Exercise instructions
Please edit the data below, starting at its first line and stopping after the line that contains "zoom-selected-icon[interactable] <box>1013 53", by replacing "database identifier" with "source identifier" and changing nothing else. Return only those lines, including both the first and last.

--- START OF Input ---

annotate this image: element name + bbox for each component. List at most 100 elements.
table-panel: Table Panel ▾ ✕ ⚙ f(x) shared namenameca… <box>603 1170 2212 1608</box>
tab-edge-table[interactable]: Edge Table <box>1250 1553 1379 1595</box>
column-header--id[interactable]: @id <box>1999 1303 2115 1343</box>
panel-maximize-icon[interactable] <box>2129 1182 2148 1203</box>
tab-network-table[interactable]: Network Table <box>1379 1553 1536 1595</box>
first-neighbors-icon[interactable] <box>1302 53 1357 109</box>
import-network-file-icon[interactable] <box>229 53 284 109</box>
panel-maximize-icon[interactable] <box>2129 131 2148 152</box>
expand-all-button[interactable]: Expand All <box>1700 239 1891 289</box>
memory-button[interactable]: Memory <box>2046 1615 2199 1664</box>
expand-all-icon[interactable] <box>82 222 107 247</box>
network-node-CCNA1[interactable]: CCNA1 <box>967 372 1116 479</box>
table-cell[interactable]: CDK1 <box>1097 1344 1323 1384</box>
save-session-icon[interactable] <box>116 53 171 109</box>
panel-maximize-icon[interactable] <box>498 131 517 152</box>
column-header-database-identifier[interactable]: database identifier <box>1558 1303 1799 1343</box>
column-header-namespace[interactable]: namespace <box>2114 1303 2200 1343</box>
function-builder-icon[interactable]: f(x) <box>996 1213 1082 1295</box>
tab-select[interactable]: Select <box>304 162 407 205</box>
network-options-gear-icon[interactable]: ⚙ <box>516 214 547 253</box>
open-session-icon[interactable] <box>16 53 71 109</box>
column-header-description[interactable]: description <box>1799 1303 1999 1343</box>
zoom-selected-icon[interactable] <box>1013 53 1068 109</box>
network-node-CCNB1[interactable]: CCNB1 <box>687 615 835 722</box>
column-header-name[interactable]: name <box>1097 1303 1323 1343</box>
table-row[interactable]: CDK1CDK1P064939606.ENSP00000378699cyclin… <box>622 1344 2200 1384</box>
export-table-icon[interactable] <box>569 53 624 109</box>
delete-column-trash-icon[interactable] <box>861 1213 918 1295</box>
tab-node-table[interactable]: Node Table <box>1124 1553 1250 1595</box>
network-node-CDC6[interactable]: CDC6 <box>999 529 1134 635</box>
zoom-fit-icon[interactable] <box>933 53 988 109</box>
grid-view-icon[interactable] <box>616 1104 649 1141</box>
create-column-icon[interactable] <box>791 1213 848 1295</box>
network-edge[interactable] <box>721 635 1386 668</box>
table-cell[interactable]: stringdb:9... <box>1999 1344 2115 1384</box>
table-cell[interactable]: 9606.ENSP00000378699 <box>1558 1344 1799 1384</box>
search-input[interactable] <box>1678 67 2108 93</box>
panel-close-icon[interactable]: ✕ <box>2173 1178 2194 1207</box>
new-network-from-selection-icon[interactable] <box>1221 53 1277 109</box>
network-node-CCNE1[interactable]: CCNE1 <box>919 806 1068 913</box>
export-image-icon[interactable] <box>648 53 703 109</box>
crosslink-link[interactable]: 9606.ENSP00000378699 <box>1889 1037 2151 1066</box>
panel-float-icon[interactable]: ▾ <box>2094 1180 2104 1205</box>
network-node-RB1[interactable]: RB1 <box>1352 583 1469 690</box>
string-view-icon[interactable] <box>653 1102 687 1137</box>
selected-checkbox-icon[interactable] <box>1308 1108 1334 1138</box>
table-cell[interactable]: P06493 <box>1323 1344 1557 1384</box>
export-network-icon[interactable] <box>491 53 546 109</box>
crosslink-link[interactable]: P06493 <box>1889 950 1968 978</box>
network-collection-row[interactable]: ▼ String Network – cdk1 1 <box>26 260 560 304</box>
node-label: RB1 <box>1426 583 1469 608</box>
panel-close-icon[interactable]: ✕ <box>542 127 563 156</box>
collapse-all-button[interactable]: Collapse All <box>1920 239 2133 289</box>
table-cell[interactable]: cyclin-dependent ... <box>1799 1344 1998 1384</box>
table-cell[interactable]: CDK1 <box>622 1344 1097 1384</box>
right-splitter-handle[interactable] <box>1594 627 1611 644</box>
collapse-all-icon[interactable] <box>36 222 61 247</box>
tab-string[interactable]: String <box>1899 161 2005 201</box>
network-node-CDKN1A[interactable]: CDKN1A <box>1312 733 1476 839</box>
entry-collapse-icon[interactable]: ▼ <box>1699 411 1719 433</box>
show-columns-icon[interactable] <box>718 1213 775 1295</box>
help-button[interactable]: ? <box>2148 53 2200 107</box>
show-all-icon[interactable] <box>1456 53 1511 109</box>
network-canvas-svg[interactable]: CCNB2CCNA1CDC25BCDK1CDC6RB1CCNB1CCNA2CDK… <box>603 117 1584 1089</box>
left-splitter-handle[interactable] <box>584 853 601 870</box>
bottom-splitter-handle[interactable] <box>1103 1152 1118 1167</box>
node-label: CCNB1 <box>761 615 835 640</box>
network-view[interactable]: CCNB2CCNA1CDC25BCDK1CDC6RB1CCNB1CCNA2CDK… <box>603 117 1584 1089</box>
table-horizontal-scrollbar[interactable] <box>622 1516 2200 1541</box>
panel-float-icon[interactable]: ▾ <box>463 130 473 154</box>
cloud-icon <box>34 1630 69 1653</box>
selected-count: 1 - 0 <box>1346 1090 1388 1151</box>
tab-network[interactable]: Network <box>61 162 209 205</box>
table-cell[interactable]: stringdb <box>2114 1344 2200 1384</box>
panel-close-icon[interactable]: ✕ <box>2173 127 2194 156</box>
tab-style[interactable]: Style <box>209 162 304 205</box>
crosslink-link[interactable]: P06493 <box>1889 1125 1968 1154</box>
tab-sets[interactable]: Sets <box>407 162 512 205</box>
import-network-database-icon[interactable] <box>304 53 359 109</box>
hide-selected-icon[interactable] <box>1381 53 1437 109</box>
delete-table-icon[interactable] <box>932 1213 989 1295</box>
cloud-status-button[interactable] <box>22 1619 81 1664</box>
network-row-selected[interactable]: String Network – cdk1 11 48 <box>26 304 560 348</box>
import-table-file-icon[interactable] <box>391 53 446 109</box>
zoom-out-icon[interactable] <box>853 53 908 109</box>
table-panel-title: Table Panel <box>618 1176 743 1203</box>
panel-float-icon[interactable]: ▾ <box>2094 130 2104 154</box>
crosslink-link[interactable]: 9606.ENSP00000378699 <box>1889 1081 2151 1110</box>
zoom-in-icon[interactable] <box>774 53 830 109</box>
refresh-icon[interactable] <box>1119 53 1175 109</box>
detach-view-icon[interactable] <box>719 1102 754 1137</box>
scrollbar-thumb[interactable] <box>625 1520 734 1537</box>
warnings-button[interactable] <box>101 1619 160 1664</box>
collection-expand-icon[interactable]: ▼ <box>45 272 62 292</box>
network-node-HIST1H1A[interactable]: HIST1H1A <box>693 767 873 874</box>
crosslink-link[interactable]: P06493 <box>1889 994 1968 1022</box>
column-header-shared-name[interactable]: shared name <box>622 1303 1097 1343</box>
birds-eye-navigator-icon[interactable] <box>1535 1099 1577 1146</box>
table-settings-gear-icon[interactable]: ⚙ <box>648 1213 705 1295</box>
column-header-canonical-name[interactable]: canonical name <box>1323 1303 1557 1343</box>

--- END OF Input ---

Response to the exercise
annotate this image: element name + bbox for each component. List at most 100 elements.
table-panel: Table Panel ▾ ✕ ⚙ f(x) shared namenameca… <box>603 1170 2212 1608</box>
tab-edge-table[interactable]: Edge Table <box>1250 1553 1379 1595</box>
column-header--id[interactable]: @id <box>1999 1303 2115 1343</box>
panel-maximize-icon[interactable] <box>2129 1182 2148 1203</box>
tab-network-table[interactable]: Network Table <box>1379 1553 1536 1595</box>
first-neighbors-icon[interactable] <box>1302 53 1357 109</box>
import-network-file-icon[interactable] <box>229 53 284 109</box>
panel-maximize-icon[interactable] <box>2129 131 2148 152</box>
expand-all-button[interactable]: Expand All <box>1700 239 1891 289</box>
memory-button[interactable]: Memory <box>2046 1615 2199 1664</box>
expand-all-icon[interactable] <box>82 222 107 247</box>
network-node-CCNA1[interactable]: CCNA1 <box>967 372 1116 479</box>
table-cell[interactable]: CDK1 <box>1097 1344 1323 1384</box>
save-session-icon[interactable] <box>116 53 171 109</box>
panel-maximize-icon[interactable] <box>498 131 517 152</box>
column-header-database-identifier[interactable]: source identifier <box>1558 1303 1799 1343</box>
column-header-namespace[interactable]: namespace <box>2114 1303 2200 1343</box>
function-builder-icon[interactable]: f(x) <box>996 1213 1082 1295</box>
tab-select[interactable]: Select <box>304 162 407 205</box>
network-options-gear-icon[interactable]: ⚙ <box>516 214 547 253</box>
open-session-icon[interactable] <box>16 53 71 109</box>
column-header-description[interactable]: description <box>1799 1303 1999 1343</box>
zoom-selected-icon[interactable] <box>1013 53 1068 109</box>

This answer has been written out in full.